(Data items)
-- BEGIN --

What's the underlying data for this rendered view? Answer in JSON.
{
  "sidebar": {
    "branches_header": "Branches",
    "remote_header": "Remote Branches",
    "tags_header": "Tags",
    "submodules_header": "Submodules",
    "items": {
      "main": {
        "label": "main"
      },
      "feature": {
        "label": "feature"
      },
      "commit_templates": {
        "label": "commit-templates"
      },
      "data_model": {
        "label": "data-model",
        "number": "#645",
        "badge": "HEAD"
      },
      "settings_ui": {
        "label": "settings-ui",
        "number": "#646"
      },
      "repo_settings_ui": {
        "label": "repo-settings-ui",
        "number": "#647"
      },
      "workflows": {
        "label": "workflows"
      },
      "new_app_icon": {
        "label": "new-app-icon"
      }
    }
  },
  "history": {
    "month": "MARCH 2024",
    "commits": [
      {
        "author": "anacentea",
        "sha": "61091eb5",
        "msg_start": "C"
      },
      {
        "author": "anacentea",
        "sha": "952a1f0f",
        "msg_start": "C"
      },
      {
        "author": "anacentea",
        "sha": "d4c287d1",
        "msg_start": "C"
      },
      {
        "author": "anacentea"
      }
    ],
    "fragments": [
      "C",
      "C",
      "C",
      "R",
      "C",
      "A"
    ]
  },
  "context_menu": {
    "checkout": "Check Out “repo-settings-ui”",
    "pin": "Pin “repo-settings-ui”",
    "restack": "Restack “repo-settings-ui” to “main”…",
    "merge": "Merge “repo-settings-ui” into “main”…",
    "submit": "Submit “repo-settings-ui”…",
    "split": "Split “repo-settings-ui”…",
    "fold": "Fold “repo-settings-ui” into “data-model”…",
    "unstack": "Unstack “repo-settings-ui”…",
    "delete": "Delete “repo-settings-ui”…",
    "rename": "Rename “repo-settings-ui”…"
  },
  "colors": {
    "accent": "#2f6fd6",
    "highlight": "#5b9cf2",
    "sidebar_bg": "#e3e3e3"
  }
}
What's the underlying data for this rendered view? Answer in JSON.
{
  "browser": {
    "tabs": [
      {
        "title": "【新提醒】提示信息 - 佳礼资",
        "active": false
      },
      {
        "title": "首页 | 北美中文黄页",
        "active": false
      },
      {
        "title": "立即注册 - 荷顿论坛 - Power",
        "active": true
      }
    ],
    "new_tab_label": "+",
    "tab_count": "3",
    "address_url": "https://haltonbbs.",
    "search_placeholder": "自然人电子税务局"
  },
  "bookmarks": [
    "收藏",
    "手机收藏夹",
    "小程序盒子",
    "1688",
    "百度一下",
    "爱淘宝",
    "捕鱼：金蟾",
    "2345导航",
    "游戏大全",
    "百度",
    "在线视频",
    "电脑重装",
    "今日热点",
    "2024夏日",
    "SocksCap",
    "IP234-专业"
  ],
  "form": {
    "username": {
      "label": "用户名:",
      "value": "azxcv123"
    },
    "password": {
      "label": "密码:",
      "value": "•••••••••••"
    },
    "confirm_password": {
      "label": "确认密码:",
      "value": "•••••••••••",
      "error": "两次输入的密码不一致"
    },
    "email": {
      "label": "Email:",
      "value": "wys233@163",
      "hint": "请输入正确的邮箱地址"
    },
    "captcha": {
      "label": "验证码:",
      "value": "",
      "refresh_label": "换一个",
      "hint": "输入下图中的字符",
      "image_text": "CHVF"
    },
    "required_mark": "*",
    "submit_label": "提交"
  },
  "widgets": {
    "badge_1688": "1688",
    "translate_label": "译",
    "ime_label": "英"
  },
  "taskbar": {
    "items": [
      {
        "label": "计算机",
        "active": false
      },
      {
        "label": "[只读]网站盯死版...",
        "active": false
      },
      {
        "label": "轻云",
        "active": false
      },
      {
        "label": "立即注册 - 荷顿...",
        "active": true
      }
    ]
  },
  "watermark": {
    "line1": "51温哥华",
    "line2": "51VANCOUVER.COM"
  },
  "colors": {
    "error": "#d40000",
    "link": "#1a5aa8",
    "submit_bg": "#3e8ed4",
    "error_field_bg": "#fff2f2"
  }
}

-- END --

Given task |
Take the listing above and write it out again exactly.

Exercise response |
What's the underlying data for this rendered view? Answer in JSON.
{
  "sidebar": {
    "branches_header": "Branches",
    "remote_header": "Remote Branches",
    "tags_header": "Tags",
    "submodules_header": "Submodules",
    "items": {
      "main": {
        "label": "main"
      },
      "feature": {
        "label": "feature"
      },
      "commit_templates": {
        "label": "commit-templates"
      },
      "data_model": {
        "label": "data-model",
        "number": "#645",
        "badge": "HEAD"
      },
      "settings_ui": {
        "label": "settings-ui",
        "number": "#646"
      },
      "repo_settings_ui": {
        "label": "repo-settings-ui",
        "number": "#647"
      },
      "workflows": {
        "label": "workflows"
      },
      "new_app_icon": {
        "label": "new-app-icon"
      }
    }
  },
  "history": {
    "month": "MARCH 2024",
    "commits": [
      {
        "author": "anacentea",
        "sha": "61091eb5",
        "msg_start": "C"
      },
      {
        "author": "anacentea",
        "sha": "952a1f0f",
        "msg_start": "C"
      },
      {
        "author": "anacentea",
        "sha": "d4c287d1",
        "msg_start": "C"
      },
      {
        "author": "anacentea"
      }
    ],
    "fragments": [
      "C",
      "C",
      "C",
      "R",
      "C",
      "A"
    ]
  },
  "context_menu": {
    "checkout": "Check Out “repo-settings-ui”",
    "pin": "Pin “repo-settings-ui”",
    "restack": "Restack “repo-settings-ui” to “main”…",
    "merge": "Merge “repo-settings-ui” into “main”…",
    "submit": "Submit “repo-settings-ui”…",
    "split": "Split “repo-settings-ui”…",
    "fold": "Fold “repo-settings-ui” into “data-model”…",
    "unstack": "Unstack “repo-settings-ui”…",
    "delete": "Delete “repo-settings-ui”…",
    "rename": "Rename “repo-settings-ui”…"
  },
  "colors": {
    "accent": "#2f6fd6",
    "highlight": "#5b9cf2",
    "sidebar_bg": "#e3e3e3"
  }
}
What's the underlying data for this rendered view? Answer in JSON.
{
  "browser": {
    "tabs": [
      {
        "title": "【新提醒】提示信息 - 佳礼资",
        "active": false
      },
      {
        "title": "首页 | 北美中文黄页",
        "active": false
      },
      {
        "title": "立即注册 - 荷顿论坛 - Power",
        "active": true
      }
    ],
    "new_tab_label": "+",
    "tab_count": "3",
    "address_url": "https://haltonbbs.",
    "search_placeholder": "自然人电子税务局"
  },
  "bookmarks": [
    "收藏",
    "手机收藏夹",
    "小程序盒子",
    "1688",
    "百度一下",
    "爱淘宝",
    "捕鱼：金蟾",
    "2345导航",
    "游戏大全",
    "百度",
    "在线视频",
    "电脑重装",
    "今日热点",
    "2024夏日",
    "SocksCap",
    "IP234-专业"
  ],
  "form": {
    "username": {
      "label": "用户名:",
      "value": "azxcv123"
    },
    "password": {
      "label": "密码:",
      "value": "•••••••••••"
    },
    "confirm_password": {
      "label": "确认密码:",
      "value": "•••••••••••",
      "error": "两次输入的密码不一致"
    },
    "email": {
      "label": "Email:",
      "value": "wys233@163",
      "hint": "请输入正确的邮箱地址"
    },
    "captcha": {
      "label": "验证码:",
      "value": "",
      "refresh_label": "换一个",
      "hint": "输入下图中的字符",
      "image_text": "CHVF"
    },
    "required_mark": "*",
    "submit_label": "提交"
  },
  "widgets": {
    "badge_1688": "1688",
    "translate_label": "译",
    "ime_label": "英"
  },
  "taskbar": {
    "items": [
      {
        "label": "计算机",
        "active": false
      },
      {
        "label": "[只读]网站盯死版...",
        "active": false
      },
      {
        "label": "轻云",
        "active": false
      },
      {
        "label": "立即注册 - 荷顿...",
        "active": true
      }
    ]
  },
  "watermark": {
    "line1": "51温哥华",
    "line2": "51VANCOUVER.COM"
  },
  "colors": {
    "error": "#d40000",
    "link": "#1a5aa8",
    "submit_bg": "#3e8ed4",
    "error_field_bg": "#fff2f2"
  }
}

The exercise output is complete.